→ Listed entries
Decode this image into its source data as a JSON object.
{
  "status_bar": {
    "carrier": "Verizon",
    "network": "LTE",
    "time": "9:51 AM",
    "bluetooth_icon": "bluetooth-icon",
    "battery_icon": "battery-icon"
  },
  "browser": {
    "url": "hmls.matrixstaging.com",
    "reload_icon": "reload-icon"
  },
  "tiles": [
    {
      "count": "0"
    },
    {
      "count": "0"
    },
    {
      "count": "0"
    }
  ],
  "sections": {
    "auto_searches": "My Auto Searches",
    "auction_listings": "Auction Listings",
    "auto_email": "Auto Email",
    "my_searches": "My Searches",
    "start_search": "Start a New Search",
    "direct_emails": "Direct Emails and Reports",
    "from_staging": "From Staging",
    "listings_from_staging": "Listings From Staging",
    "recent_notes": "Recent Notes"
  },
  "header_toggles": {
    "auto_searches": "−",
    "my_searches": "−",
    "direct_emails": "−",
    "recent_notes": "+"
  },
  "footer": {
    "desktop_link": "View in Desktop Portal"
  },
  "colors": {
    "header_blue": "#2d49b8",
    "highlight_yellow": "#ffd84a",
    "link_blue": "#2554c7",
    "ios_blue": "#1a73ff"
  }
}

→ Required task
Would you write down every record again, exactly?

→ Result for this task
Decode this image into its source data as a JSON object.
{
  "status_bar": {
    "carrier": "Verizon",
    "network": "LTE",
    "time": "9:51 AM",
    "bluetooth_icon": "bluetooth-icon",
    "battery_icon": "battery-icon"
  },
  "browser": {
    "url": "hmls.matrixstaging.com",
    "reload_icon": "reload-icon"
  },
  "tiles": [
    {
      "count": "0"
    },
    {
      "count": "0"
    },
    {
      "count": "0"
    }
  ],
  "sections": {
    "auto_searches": "My Auto Searches",
    "auction_listings": "Auction Listings",
    "auto_email": "Auto Email",
    "my_searches": "My Searches",
    "start_search": "Start a New Search",
    "direct_emails": "Direct Emails and Reports",
    "from_staging": "From Staging",
    "listings_from_staging": "Listings From Staging",
    "recent_notes": "Recent Notes"
  },
  "header_toggles": {
    "auto_searches": "−",
    "my_searches": "−",
    "direct_emails": "−",
    "recent_notes": "+"
  },
  "footer": {
    "desktop_link": "View in Desktop Portal"
  },
  "colors": {
    "header_blue": "#2d49b8",
    "highlight_yellow": "#ffd84a",
    "link_blue": "#2554c7",
    "ios_blue": "#1a73ff"
  }
}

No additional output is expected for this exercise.